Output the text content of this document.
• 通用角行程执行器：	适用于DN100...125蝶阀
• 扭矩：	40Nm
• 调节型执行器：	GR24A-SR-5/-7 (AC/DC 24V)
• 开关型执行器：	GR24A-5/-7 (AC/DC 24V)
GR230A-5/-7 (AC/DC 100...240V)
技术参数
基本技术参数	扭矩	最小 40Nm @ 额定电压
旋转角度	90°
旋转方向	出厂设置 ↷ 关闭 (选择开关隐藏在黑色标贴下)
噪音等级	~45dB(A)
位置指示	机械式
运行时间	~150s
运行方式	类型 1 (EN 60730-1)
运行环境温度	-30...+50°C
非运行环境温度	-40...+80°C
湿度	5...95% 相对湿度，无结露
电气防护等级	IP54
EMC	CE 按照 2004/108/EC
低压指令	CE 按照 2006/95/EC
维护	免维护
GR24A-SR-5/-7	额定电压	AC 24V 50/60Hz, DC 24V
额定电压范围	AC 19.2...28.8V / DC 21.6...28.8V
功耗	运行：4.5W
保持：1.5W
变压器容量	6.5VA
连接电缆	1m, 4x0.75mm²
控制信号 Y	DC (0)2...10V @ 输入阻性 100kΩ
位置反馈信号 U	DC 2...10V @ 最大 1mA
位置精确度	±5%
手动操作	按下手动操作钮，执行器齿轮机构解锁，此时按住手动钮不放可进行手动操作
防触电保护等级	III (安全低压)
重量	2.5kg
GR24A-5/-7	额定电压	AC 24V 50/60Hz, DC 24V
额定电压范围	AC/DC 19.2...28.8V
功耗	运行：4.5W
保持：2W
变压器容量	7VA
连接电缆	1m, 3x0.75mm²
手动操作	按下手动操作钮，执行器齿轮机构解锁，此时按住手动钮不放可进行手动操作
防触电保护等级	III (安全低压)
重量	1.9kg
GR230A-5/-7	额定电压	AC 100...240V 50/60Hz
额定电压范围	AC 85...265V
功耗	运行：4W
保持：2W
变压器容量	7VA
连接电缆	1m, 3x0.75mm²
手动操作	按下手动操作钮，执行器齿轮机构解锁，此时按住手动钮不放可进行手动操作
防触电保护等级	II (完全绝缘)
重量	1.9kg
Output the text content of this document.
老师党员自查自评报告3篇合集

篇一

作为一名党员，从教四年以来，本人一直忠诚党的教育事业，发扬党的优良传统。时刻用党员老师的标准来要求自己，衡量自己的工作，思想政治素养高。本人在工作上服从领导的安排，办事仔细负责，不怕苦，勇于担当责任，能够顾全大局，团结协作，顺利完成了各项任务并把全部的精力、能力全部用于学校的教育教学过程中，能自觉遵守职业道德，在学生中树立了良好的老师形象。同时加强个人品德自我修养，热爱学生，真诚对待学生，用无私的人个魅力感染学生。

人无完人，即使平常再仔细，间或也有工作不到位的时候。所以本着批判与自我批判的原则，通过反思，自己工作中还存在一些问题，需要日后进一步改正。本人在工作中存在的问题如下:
******
What the task requires: Faithfully transcribe the whole of the data.

Answer in full:
Output the text content of this document.
• 通用角行程执行器：	适用于DN100...125蝶阀
• 扭矩：	40Nm
• 调节型执行器：	GR24A-SR-5/-7 (AC/DC 24V)
• 开关型执行器：	GR24A-5/-7 (AC/DC 24V)
GR230A-5/-7 (AC/DC 100...240V)
技术参数
基本技术参数	扭矩	最小 40Nm @ 额定电压
旋转角度	90°
旋转方向	出厂设置 ↷ 关闭 (选择开关隐藏在黑色标贴下)
噪音等级	~45dB(A)
位置指示	机械式
运行时间	~150s
运行方式	类型 1 (EN 60730-1)
运行环境温度	-30...+50°C
非运行环境温度	-40...+80°C
湿度	5...95% 相对湿度，无结露
电气防护等级	IP54
EMC	CE 按照 2004/108/EC
低压指令	CE 按照 2006/95/EC
维护	免维护
GR24A-SR-5/-7	额定电压	AC 24V 50/60Hz, DC 24V
额定电压范围	AC 19.2...28.8V / DC 21.6...28.8V
功耗	运行：4.5W
保持：1.5W
变压器容量	6.5VA
连接电缆	1m, 4x0.75mm²
控制信号 Y	DC (0)2...10V @ 输入阻性 100kΩ
位置反馈信号 U	DC 2...10V @ 最大 1mA
位置精确度	±5%
手动操作	按下手动操作钮，执行器齿轮机构解锁，此时按住手动钮不放可进行手动操作
防触电保护等级	III (安全低压)
重量	2.5kg
GR24A-5/-7	额定电压	AC 24V 50/60Hz, DC 24V
额定电压范围	AC/DC 19.2...28.8V
功耗	运行：4.5W
保持：2W
变压器容量	7VA
连接电缆	1m, 3x0.75mm²
手动操作	按下手动操作钮，执行器齿轮机构解锁，此时按住手动钮不放可进行手动操作
防触电保护等级	III (安全低压)
重量	1.9kg
GR230A-5/-7	额定电压	AC 100...240V 50/60Hz
额定电压范围	AC 85...265V
功耗	运行：4W
保持：2W
变压器容量	7VA
连接电缆	1m, 3x0.75mm²
手动操作	按下手动操作钮，执行器齿轮机构解锁，此时按住手动钮不放可进行手动操作
防触电保护等级	II (完全绝缘)
重量	1.9kg
Output the text content of this document.
老师党员自查自评报告3篇合集

篇一

作为一名党员，从教四年以来，本人一直忠诚党的教育事业，发扬党的优良传统。时刻用党员老师的标准来要求自己，衡量自己的工作，思想政治素养高。本人在工作上服从领导的安排，办事仔细负责，不怕苦，勇于担当责任，能够顾全大局，团结协作，顺利完成了各项任务并把全部的精力、能力全部用于学校的教育教学过程中，能自觉遵守职业道德，在学生中树立了良好的老师形象。同时加强个人品德自我修养，热爱学生，真诚对待学生，用无私的人个魅力感染学生。

人无完人，即使平常再仔细，间或也有工作不到位的时候。所以本着批判与自我批判的原则，通过反思，自己工作中还存在一些问题，需要日后进一步改正。本人在工作中存在的问题如下:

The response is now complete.